### THE PROBLEM
Can you write out the listing below again, switching every "speaker-grille" to "speaker-mesh" and changing nothing else? Leave the pictures out.

### ENTRIES SUPPLIED
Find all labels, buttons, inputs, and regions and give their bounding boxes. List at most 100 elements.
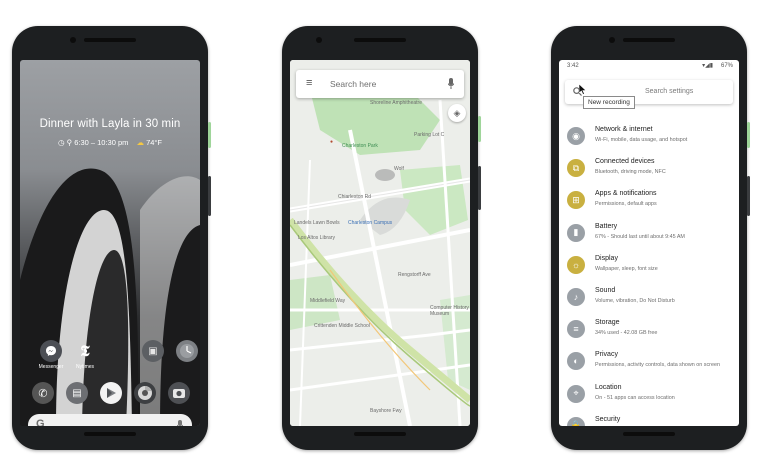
speaker-grille xyxy=(354,38,406,42)
settings-item-title: Apps & notifications xyxy=(595,190,657,198)
glance-event-details[interactable]: ◷ ⚲ 6:30 – 10:30 pm ☁ 74°F xyxy=(20,138,200,147)
map-canvas[interactable] xyxy=(290,60,470,426)
settings-item-subtitle: Permissions, activity controls, data sho… xyxy=(595,362,720,369)
speaker-grille xyxy=(84,38,136,42)
chrome-app-icon[interactable] xyxy=(134,382,156,404)
security-icon: 🔒 xyxy=(567,416,585,426)
maps-search-input[interactable]: Search here xyxy=(330,79,376,89)
settings-item-subtitle: On - 51 apps can access location xyxy=(595,394,675,401)
settings-item-title: Security xyxy=(595,415,621,423)
nytimes-label: Nytimes xyxy=(75,364,95,370)
apps-icon: ⊞ xyxy=(567,191,585,210)
map-label[interactable]: Charleston Park xyxy=(342,143,378,149)
settings-item-subtitle: 67% - Should last until about 9:45 AM xyxy=(595,233,685,240)
messages-app-icon[interactable]: ▤ xyxy=(66,382,88,404)
settings-item-wifi[interactable]: ◉ Network & internet Wi-Fi, mobile, data u… xyxy=(559,122,739,152)
settings-item-devices[interactable]: ⧉ Connected devices Bluetooth, driving mod… xyxy=(559,154,739,184)
front-camera xyxy=(609,37,615,43)
glance-event-title[interactable]: Dinner with Layla in 30 min xyxy=(20,118,200,130)
settings-item-title: Privacy xyxy=(595,351,618,359)
tooltip: New recording xyxy=(583,96,635,109)
status-battery: 67% xyxy=(720,63,733,69)
mic-icon[interactable] xyxy=(448,78,454,89)
settings-item-subtitle: Volume, vibration, Do Not Disturb xyxy=(595,298,675,304)
settings-item-subtitle: 34% used - 42.08 GB free xyxy=(595,330,658,337)
map-label[interactable]: Middlefield Way xyxy=(310,298,345,304)
map-label[interactable]: Parking Lot C xyxy=(414,132,444,138)
volume-button xyxy=(208,176,211,216)
storage-icon: ≡ xyxy=(567,320,585,339)
settings-item-sound[interactable]: ♪ Sound Volume, vibration, Do Not Disturb xyxy=(559,283,739,313)
map-label[interactable]: Wolf xyxy=(394,166,404,172)
status-bar: 3:42 ▾◢▮ 67% xyxy=(559,60,739,74)
map-label[interactable]: Los Altos Library xyxy=(298,235,335,241)
settings-item-storage[interactable]: ≡ Storage 34% used - 42.08 GB free xyxy=(559,315,739,345)
settings-item-title: Battery xyxy=(595,222,618,230)
settings-item-location[interactable]: ⌖ Location On - 51 apps can access locatio… xyxy=(559,380,739,410)
status-time: 3:42 xyxy=(567,63,579,69)
weather-icon: ☁ xyxy=(136,138,145,147)
layers-icon: ◈ xyxy=(453,107,461,118)
messenger-app-icon[interactable] xyxy=(40,340,62,362)
messages-icon: ▤ xyxy=(72,387,82,399)
settings-item-privacy[interactable]: ◐ Privacy Permissions, activity controls, … xyxy=(559,347,739,377)
play-store-app-icon[interactable] xyxy=(100,382,122,404)
map-label[interactable]: Charleston Campus xyxy=(348,220,392,226)
volume-button xyxy=(747,176,750,216)
settings-item-display[interactable]: ☼ Display Wallpaper, sleep, font size xyxy=(559,251,739,281)
volume-button xyxy=(478,166,481,210)
map-pin-icon[interactable]: ● xyxy=(330,139,333,145)
settings-item-title: Storage xyxy=(595,319,620,327)
front-camera xyxy=(70,37,76,43)
power-button xyxy=(478,116,481,142)
sound-icon: ♪ xyxy=(567,288,585,306)
settings-item-title: Display xyxy=(595,254,618,262)
bottom-speaker xyxy=(84,432,136,436)
menu-icon[interactable]: ≡ xyxy=(306,77,312,89)
settings-item-title: Connected devices xyxy=(595,158,655,166)
settings-item-battery[interactable]: ▮ Battery 67% - Should last until about 9:… xyxy=(559,219,739,249)
camera-app-icon[interactable] xyxy=(168,382,190,404)
camera-icon xyxy=(173,389,185,398)
map-label[interactable]: Rengstorff Ave xyxy=(398,272,431,278)
mic-icon[interactable] xyxy=(177,420,183,426)
chrome-icon xyxy=(138,386,152,400)
wallpaper xyxy=(20,168,200,426)
map-label[interactable]: Computer History Museum xyxy=(430,305,470,317)
settings-screen: 3:42 ▾◢▮ 67% Search settings New recordi… xyxy=(559,60,739,426)
map-label[interactable]: Bayshore Fwy xyxy=(370,408,402,414)
clock-app-icon[interactable] xyxy=(176,340,198,362)
wifi-icon: ◉ xyxy=(567,127,585,145)
settings-item-subtitle: Bluetooth, driving mode, NFC xyxy=(595,169,666,176)
map-label[interactable]: Shoreline Amphitheatre xyxy=(370,100,422,106)
maps-screen[interactable]: ≡ Search here ◈ Shoreline Amphitheatre P… xyxy=(290,60,470,426)
google-logo-icon: G xyxy=(36,418,45,426)
google-search-bar[interactable]: G xyxy=(28,414,192,426)
map-label[interactable]: Crittenden Middle School xyxy=(314,323,370,329)
settings-item-apps[interactable]: ⊞ Apps & notifications Permissions, defaul… xyxy=(559,186,739,216)
phone-maps: ≡ Search here ◈ Shoreline Amphitheatre P… xyxy=(282,26,481,450)
settings-search-input[interactable]: Search settings xyxy=(645,88,693,95)
settings-item-security[interactable]: 🔒 Security xyxy=(559,412,739,426)
phone-home-screen: Dinner with Layla in 30 min ◷ ⚲ 6:30 – 1… xyxy=(12,26,211,450)
settings-item-title: Sound xyxy=(595,287,616,294)
display-icon: ☼ xyxy=(567,255,585,274)
settings-item-title: Network & internet xyxy=(595,126,653,133)
maps-search-bar[interactable]: ≡ Search here xyxy=(296,70,464,98)
glance-weather: 74°F xyxy=(146,138,163,147)
phone-icon: ✆ xyxy=(38,387,48,400)
front-camera xyxy=(316,37,322,43)
home-screen: Dinner with Layla in 30 min ◷ ⚲ 6:30 – 1… xyxy=(20,60,200,426)
briefcase-icon: ▣ xyxy=(148,345,158,357)
location-icon: ⌖ xyxy=(567,384,585,403)
layers-button[interactable]: ◈ xyxy=(448,104,466,122)
nytimes-app-icon[interactable]: 𝕿 xyxy=(74,340,96,362)
clock-icon xyxy=(180,344,194,358)
map-label[interactable]: Chiarleston Rd xyxy=(338,194,371,200)
map-label[interactable]: Landels Lawn Bowls xyxy=(294,220,340,226)
briefcase-app-icon[interactable]: ▣ xyxy=(142,340,164,362)
mouse-cursor-icon xyxy=(579,84,587,95)
bottom-speaker xyxy=(354,432,406,436)
phone-app-icon[interactable]: ✆ xyxy=(32,382,54,404)
power-button xyxy=(747,122,750,148)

### WRITTEN RESPONSE
Find all labels, buttons, inputs, and regions and give their bounding boxes. List at most 100 elements.
speaker-mesh xyxy=(354,38,406,42)
settings-item-title: Apps & notifications xyxy=(595,190,657,198)
glance-event-details[interactable]: ◷ ⚲ 6:30 – 10:30 pm ☁ 74°F xyxy=(20,138,200,147)
map-canvas[interactable] xyxy=(290,60,470,426)
settings-item-subtitle: Permissions, activity controls, data sho… xyxy=(595,362,720,369)
speaker-mesh xyxy=(84,38,136,42)
chrome-app-icon[interactable] xyxy=(134,382,156,404)
security-icon: 🔒 xyxy=(567,416,585,426)
maps-search-input[interactable]: Search here xyxy=(330,79,376,89)
settings-item-subtitle: On - 51 apps can access location xyxy=(595,394,675,401)
settings-item-title: Security xyxy=(595,415,621,423)
nytimes-label: Nytimes xyxy=(75,364,95,370)
apps-icon: ⊞ xyxy=(567,191,585,210)
map-label[interactable]: Charleston Park xyxy=(342,143,378,149)
settings-item-subtitle: 67% - Should last until about 9:45 AM xyxy=(595,233,685,240)
messages-app-icon[interactable]: ▤ xyxy=(66,382,88,404)
settings-item-wifi[interactable]: ◉ Network & internet Wi-Fi, mobile, data u… xyxy=(559,122,739,152)
settings-item-devices[interactable]: ⧉ Connected devices Bluetooth, driving mod… xyxy=(559,154,739,184)
front-camera xyxy=(609,37,615,43)
glance-event-title[interactable]: Dinner with Layla in 30 min xyxy=(20,118,200,130)
settings-item-title: Privacy xyxy=(595,351,618,359)
tooltip: New recording xyxy=(583,96,635,109)
status-battery: 67% xyxy=(720,63,733,69)
mic-icon[interactable] xyxy=(448,78,454,89)
settings-item-subtitle: Volume, vibration, Do Not Disturb xyxy=(595,298,675,304)
settings-item-subtitle: 34% used - 42.08 GB free xyxy=(595,330,658,337)
map-label[interactable]: Middlefield Way xyxy=(310,298,345,304)
map-label[interactable]: Parking Lot C xyxy=(414,132,444,138)
volume-button xyxy=(208,176,211,216)
storage-icon: ≡ xyxy=(567,320,585,339)
settings-item-sound[interactable]: ♪ Sound Volume, vibration, Do Not Disturb xyxy=(559,283,739,313)
map-label[interactable]: Wolf xyxy=(394,166,404,172)
status-bar: 3:42 ▾◢▮ 67% xyxy=(559,60,739,74)
map-label[interactable]: Los Altos Library xyxy=(298,235,335,241)
settings-item-storage[interactable]: ≡ Storage 34% used - 42.08 GB free xyxy=(559,315,739,345)
settings-item-title: Battery xyxy=(595,222,618,230)
settings-item-location[interactable]: ⌖ Location On - 51 apps can access locatio… xyxy=(559,380,739,410)
status-time: 3:42 xyxy=(567,63,579,69)
weather-icon: ☁ xyxy=(136,138,145,147)
layers-icon: ◈ xyxy=(453,107,461,118)
messenger-app-icon[interactable] xyxy=(40,340,62,362)
messages-icon: ▤ xyxy=(72,387,82,399)
settings-item-privacy[interactable]: ◐ Privacy Permissions, activity controls, … xyxy=(559,347,739,377)
play-store-app-icon[interactable] xyxy=(100,382,122,404)
map-label[interactable]: Charleston Campus xyxy=(348,220,392,226)
volume-button xyxy=(747,176,750,216)
settings-item-display[interactable]: ☼ Display Wallpaper, sleep, font size xyxy=(559,251,739,281)
volume-button xyxy=(478,166,481,210)
map-pin-icon[interactable]: ● xyxy=(330,139,333,145)
settings-item-title: Storage xyxy=(595,319,620,327)
front-camera xyxy=(70,37,76,43)
power-button xyxy=(478,116,481,142)
sound-icon: ♪ xyxy=(567,288,585,306)
settings-item-title: Display xyxy=(595,254,618,262)
bottom-speaker xyxy=(84,432,136,436)
menu-icon[interactable]: ≡ xyxy=(306,77,312,89)
settings-item-title: Connected devices xyxy=(595,158,655,166)
settings-item-battery[interactable]: ▮ Battery 67% - Should last until about 9:… xyxy=(559,219,739,249)
camera-app-icon[interactable] xyxy=(168,382,190,404)
camera-icon xyxy=(173,389,185,398)
map-label[interactable]: Rengstorff Ave xyxy=(398,272,431,278)
mic-icon[interactable] xyxy=(177,420,183,426)
chrome-icon xyxy=(138,386,152,400)
wallpaper xyxy=(20,168,200,426)
map-label[interactable]: Computer History Museum xyxy=(430,305,470,317)
settings-screen: 3:42 ▾◢▮ 67% Search settings New recordi… xyxy=(559,60,739,426)
map-label[interactable]: Bayshore Fwy xyxy=(370,408,402,414)
clock-app-icon[interactable] xyxy=(176,340,198,362)
wifi-icon: ◉ xyxy=(567,127,585,145)
settings-item-subtitle: Bluetooth, driving mode, NFC xyxy=(595,169,666,176)
map-label[interactable]: Shoreline Amphitheatre xyxy=(370,100,422,106)
maps-screen[interactable]: ≡ Search here ◈ Shoreline Amphitheatre P… xyxy=(290,60,470,426)
google-logo-icon: G xyxy=(36,418,45,426)
google-search-bar[interactable]: G xyxy=(28,414,192,426)
map-label[interactable]: Crittenden Middle School xyxy=(314,323,370,329)
settings-item-apps[interactable]: ⊞ Apps & notifications Permissions, defaul… xyxy=(559,186,739,216)
phone-maps: ≡ Search here ◈ Shoreline Amphitheatre P… xyxy=(282,26,481,450)
settings-search-input[interactable]: Search settings xyxy=(645,88,693,95)
settings-item-security[interactable]: 🔒 Security xyxy=(559,412,739,426)
phone-home-screen: Dinner with Layla in 30 min ◷ ⚲ 6:30 – 1… xyxy=(12,26,211,450)
settings-item-title: Sound xyxy=(595,287,616,294)
display-icon: ☼ xyxy=(567,255,585,274)
settings-item-title: Network & internet xyxy=(595,126,653,133)
maps-search-bar[interactable]: ≡ Search here xyxy=(296,70,464,98)
glance-weather: 74°F xyxy=(146,138,163,147)
phone-icon: ✆ xyxy=(38,387,48,400)
front-camera xyxy=(316,37,322,43)
home-screen: Dinner with Layla in 30 min ◷ ⚲ 6:30 – 1… xyxy=(20,60,200,426)
briefcase-icon: ▣ xyxy=(148,345,158,357)
location-icon: ⌖ xyxy=(567,384,585,403)
layers-button[interactable]: ◈ xyxy=(448,104,466,122)
nytimes-app-icon[interactable]: 𝕿 xyxy=(74,340,96,362)
clock-icon xyxy=(180,344,194,358)
map-label[interactable]: Chiarleston Rd xyxy=(338,194,371,200)
map-label[interactable]: Landels Lawn Bowls xyxy=(294,220,340,226)
briefcase-app-icon[interactable]: ▣ xyxy=(142,340,164,362)
mouse-cursor-icon xyxy=(579,84,587,95)
bottom-speaker xyxy=(354,432,406,436)
phone-app-icon[interactable]: ✆ xyxy=(32,382,54,404)
power-button xyxy=(747,122,750,148)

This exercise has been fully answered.